--- LISTED ENTRIES ---
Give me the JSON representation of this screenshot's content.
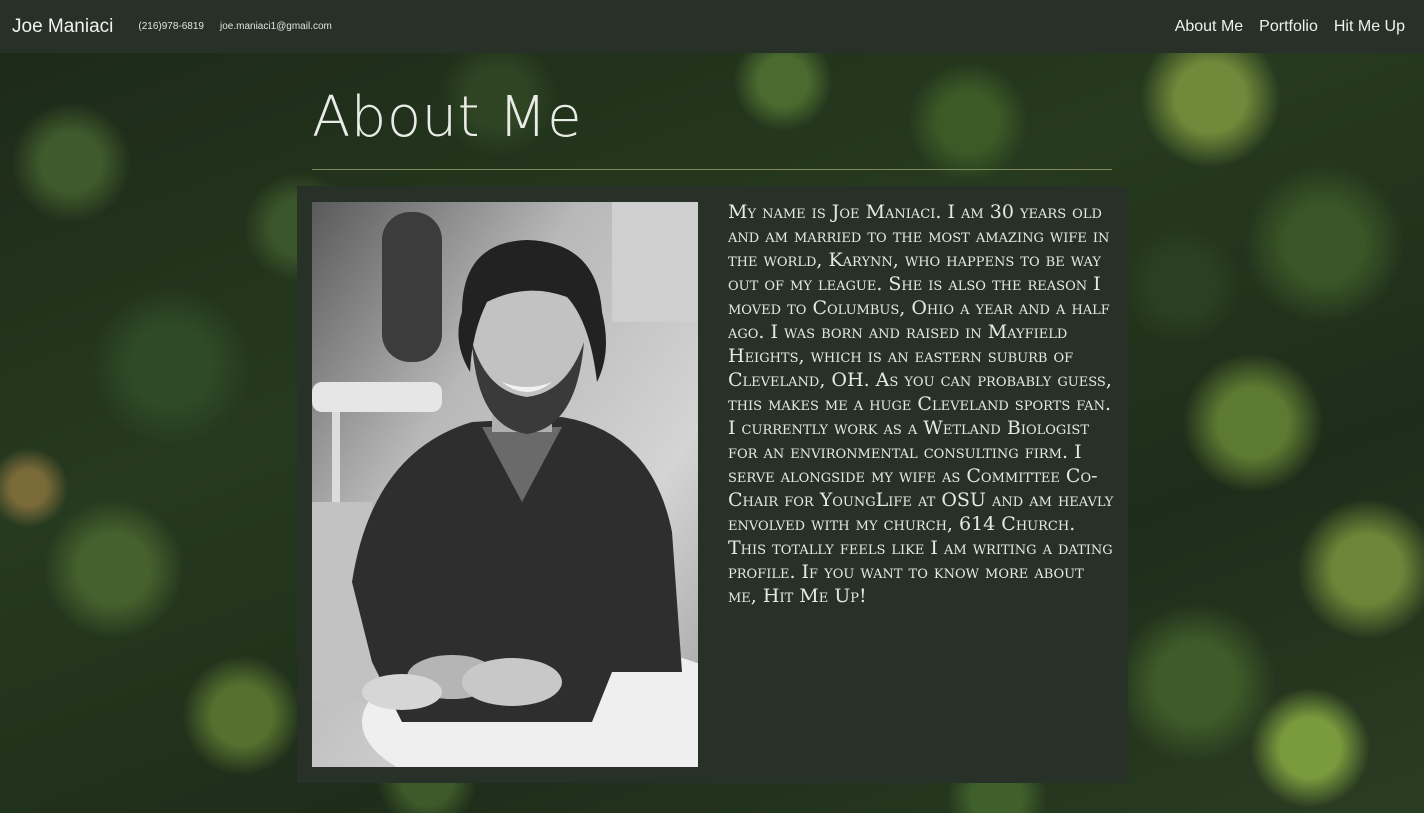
{
  "nav": {
    "brand": "Joe Maniaci",
    "phone": "(216)978-6819",
    "email": "joe.maniaci1@gmail.com",
    "links": [
      "About Me",
      "Portfolio",
      "Hit Me Up"
    ]
  },
  "main": {
    "heading": "About Me",
    "bio": "My name is Joe Maniaci. I am 30 years old and am married to the most amazing wife in the world, Karynn, who happens to be way out of my league. She is also the reason I moved to Columbus, Ohio a year and a half ago. I was born and raised in Mayfield Heights, which is an eastern suburb of Cleveland, OH. As you can probably guess, this makes me a huge Cleveland sports fan. I currently work as a Wetland Biologist for an environmental consulting firm. I serve alongside my wife as Committee Co-Chair for YoungLife at OSU and am heavly envolved with my church, 614 Church. This totally feels like I am writing a dating profile. If you want to know more about me, Hit Me Up!"
  },
  "colors": {
    "navbar_bg": "#283127",
    "card_bg": "#283127",
    "text": "#e6e9e3"
  }
}
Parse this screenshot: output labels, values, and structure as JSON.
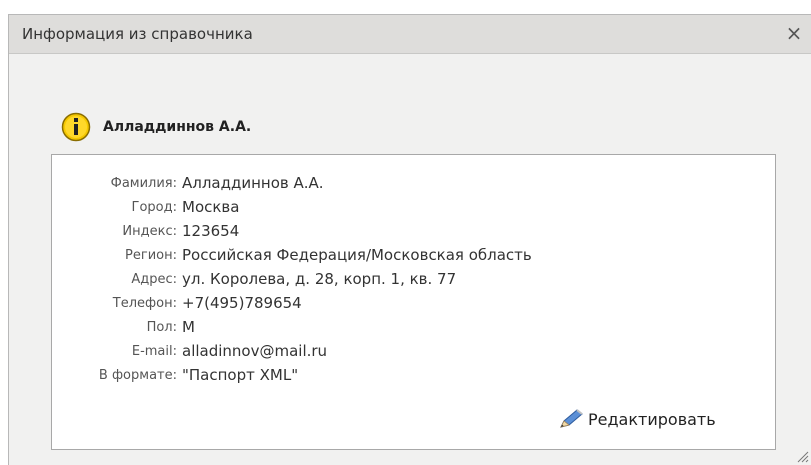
{
  "window": {
    "title": "Информация из справочника",
    "close_label": "×"
  },
  "person": {
    "name": "Алладдиннов А.А."
  },
  "fields": [
    {
      "label": "Фамилия:",
      "value": "Алладдиннов А.А."
    },
    {
      "label": "Город:",
      "value": "Москва"
    },
    {
      "label": "Индекс:",
      "value": "123654"
    },
    {
      "label": "Регион:",
      "value": "Российская Федерация/Московская область"
    },
    {
      "label": "Адрес:",
      "value": "ул. Королева, д. 28, корп. 1, кв. 77"
    },
    {
      "label": "Телефон:",
      "value": "+7(495)789654"
    },
    {
      "label": "Пол:",
      "value": "М"
    },
    {
      "label": "E-mail:",
      "value": "alladinnov@mail.ru"
    },
    {
      "label": "В формате:",
      "value": "\"Паспорт XML\""
    }
  ],
  "actions": {
    "edit_label": "Редактировать"
  },
  "icons": {
    "info": "info-icon",
    "edit": "pencil-icon",
    "close": "close-icon",
    "resize": "resize-grip-icon"
  },
  "colors": {
    "titlebar": "#dedddb",
    "dialog_bg": "#f1f1f0",
    "info_icon": "#f3c300"
  }
}
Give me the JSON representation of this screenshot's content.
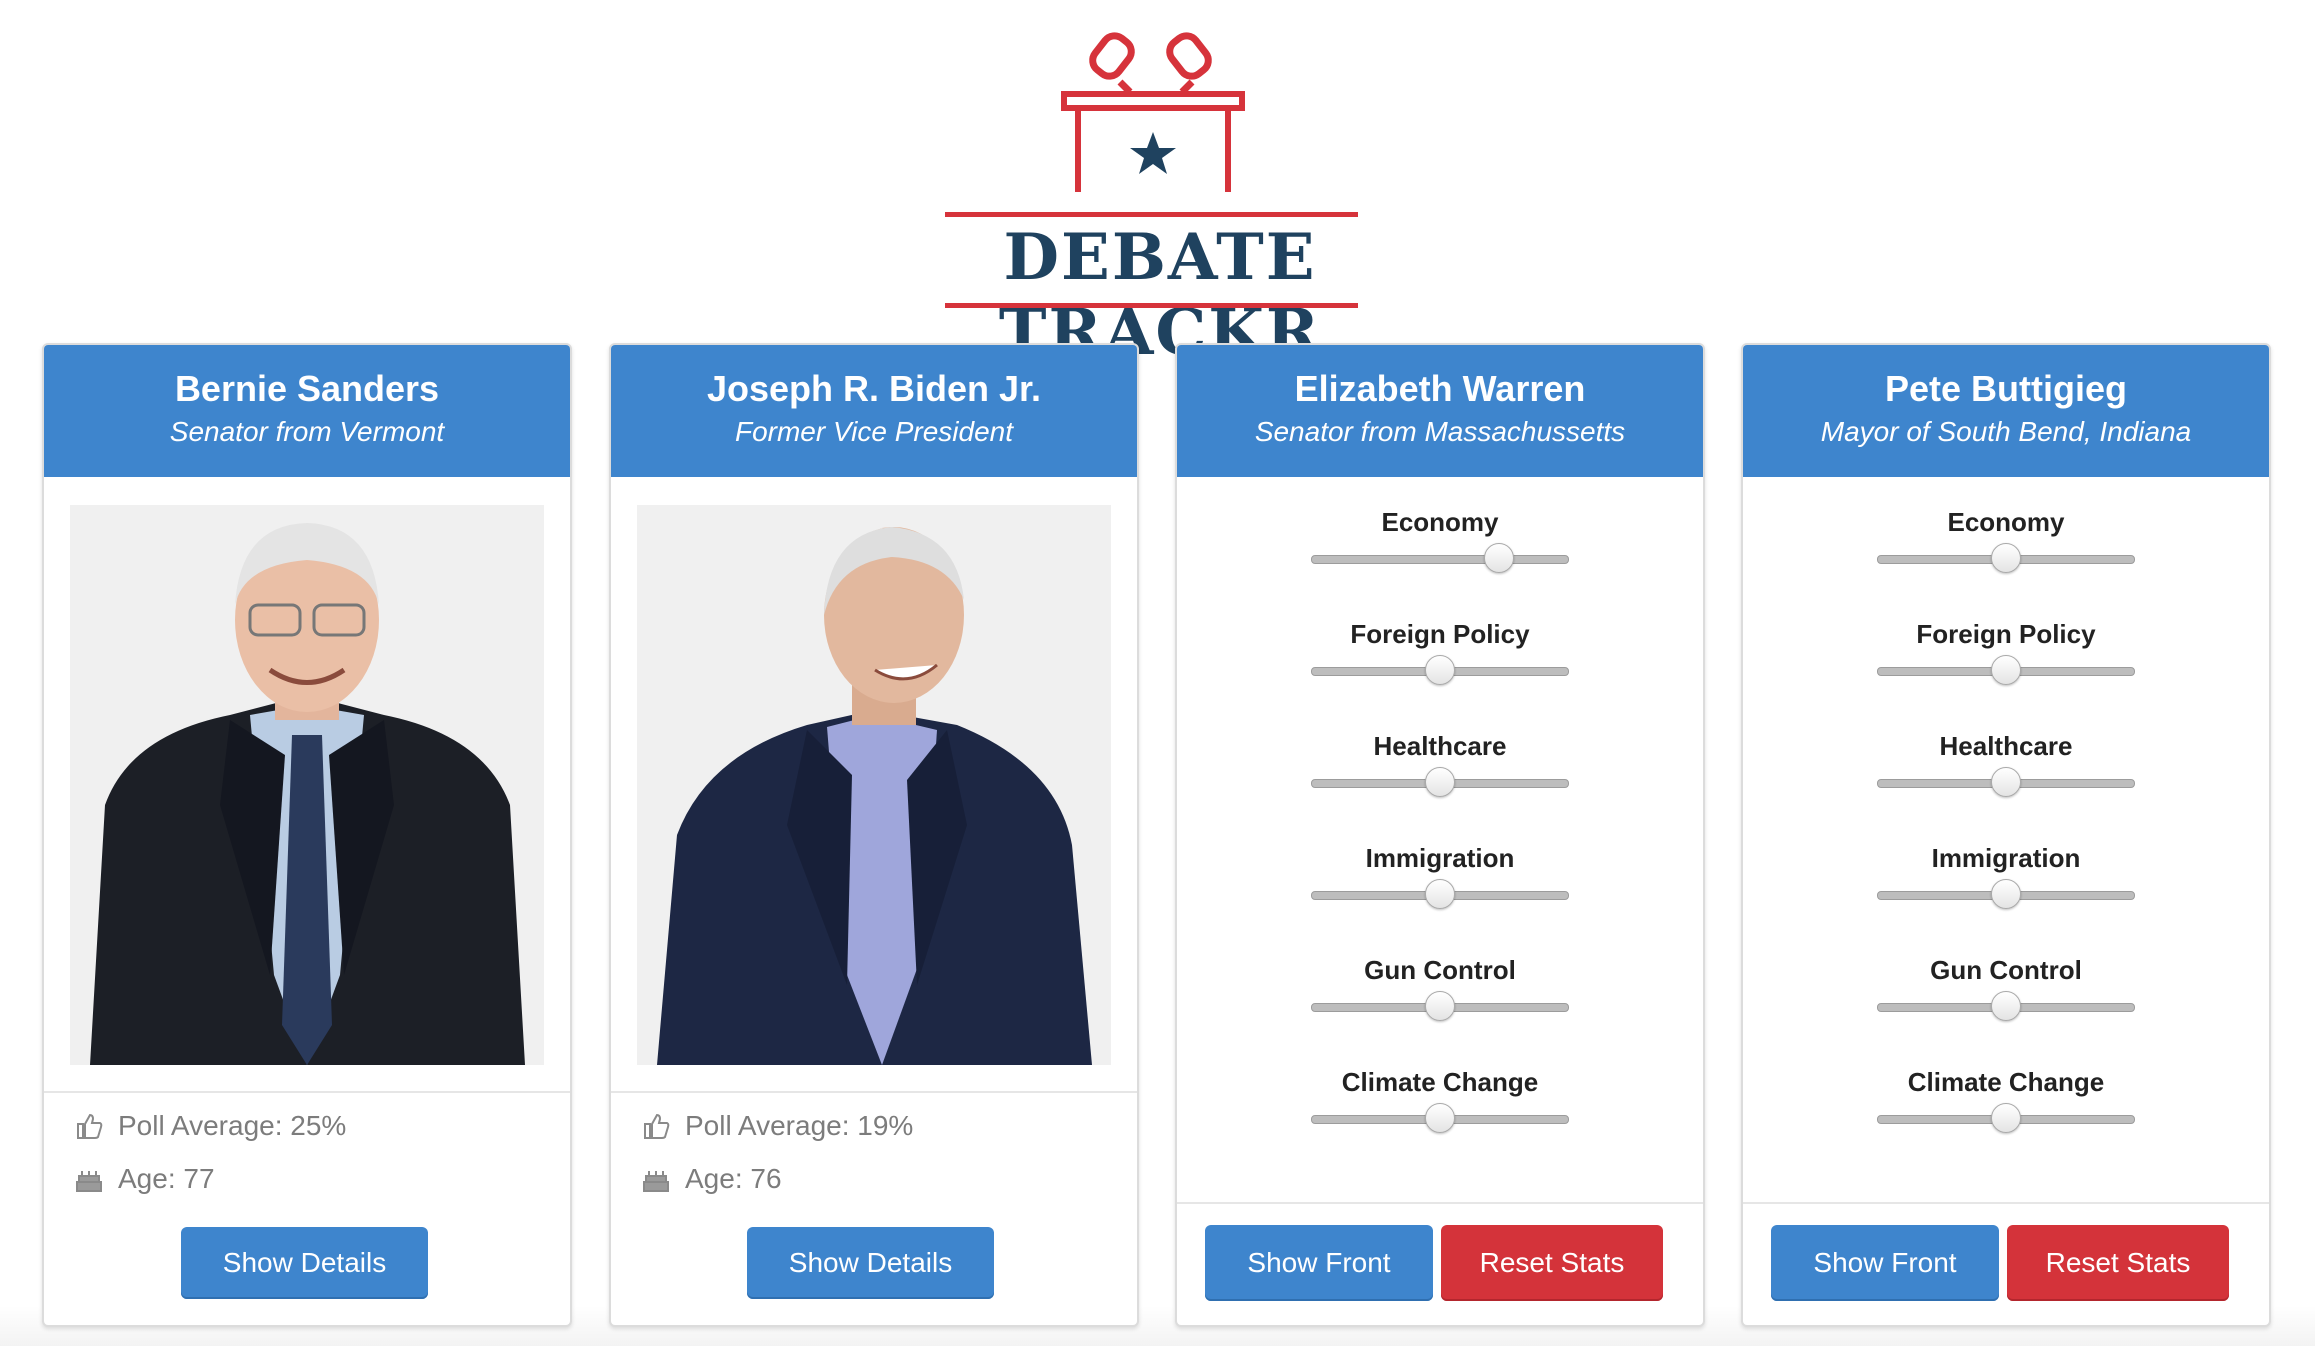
---
* [PROBLEM REQUIREMENTS]: Output all the records, word for word, with no pictures in the copy.

* [COMPLETED TASK]:
Give me the JSON representation of this screenshot's content.
{
  "nav": {
    "brand": "Joe Maniaci",
    "phone": "(216)978-6819",
    "email": "joe.maniaci1@gmail.com",
    "links": [
      "About Me",
      "Portfolio",
      "Hit Me Up"
    ]
  },
  "main": {
    "heading": "About Me",
    "bio": "My name is Joe Maniaci. I am 30 years old and am married to the most amazing wife in the world, Karynn, who happens to be way out of my league. She is also the reason I moved to Columbus, Ohio a year and a half ago. I was born and raised in Mayfield Heights, which is an eastern suburb of Cleveland, OH. As you can probably guess, this makes me a huge Cleveland sports fan. I currently work as a Wetland Biologist for an environmental consulting firm. I serve alongside my wife as Committee Co-Chair for YoungLife at OSU and am heavly envolved with my church, 614 Church. This totally feels like I am writing a dating profile. If you want to know more about me, Hit Me Up!"
  },
  "colors": {
    "navbar_bg": "#283127",
    "card_bg": "#283127",
    "text": "#e6e9e3"
  }
}
Parse this screenshot: output labels, values, and structure as JSON.
{
  "window": {
    "title": "Информация из справочника",
    "close_label": "×"
  },
  "person": {
    "name": "Алладдиннов А.А."
  },
  "fields": [
    {
      "label": "Фамилия:",
      "value": "Алладдиннов А.А."
    },
    {
      "label": "Город:",
      "value": "Москва"
    },
    {
      "label": "Индекс:",
      "value": "123654"
    },
    {
      "label": "Регион:",
      "value": "Российская Федерация/Московская область"
    },
    {
      "label": "Адрес:",
      "value": "ул. Королева, д. 28, корп. 1, кв. 77"
    },
    {
      "label": "Телефон:",
      "value": "+7(495)789654"
    },
    {
      "label": "Пол:",
      "value": "М"
    },
    {
      "label": "E-mail:",
      "value": "alladinnov@mail.ru"
    },
    {
      "label": "В формате:",
      "value": "\"Паспорт XML\""
    }
  ],
  "actions": {
    "edit_label": "Редактировать"
  },
  "icons": {
    "info": "info-icon",
    "edit": "pencil-icon",
    "close": "close-icon",
    "resize": "resize-grip-icon"
  },
  "colors": {
    "titlebar": "#dedddb",
    "dialog_bg": "#f1f1f0",
    "info_icon": "#f3c300"
  }
}
Give me the JSON representation of this screenshot's content.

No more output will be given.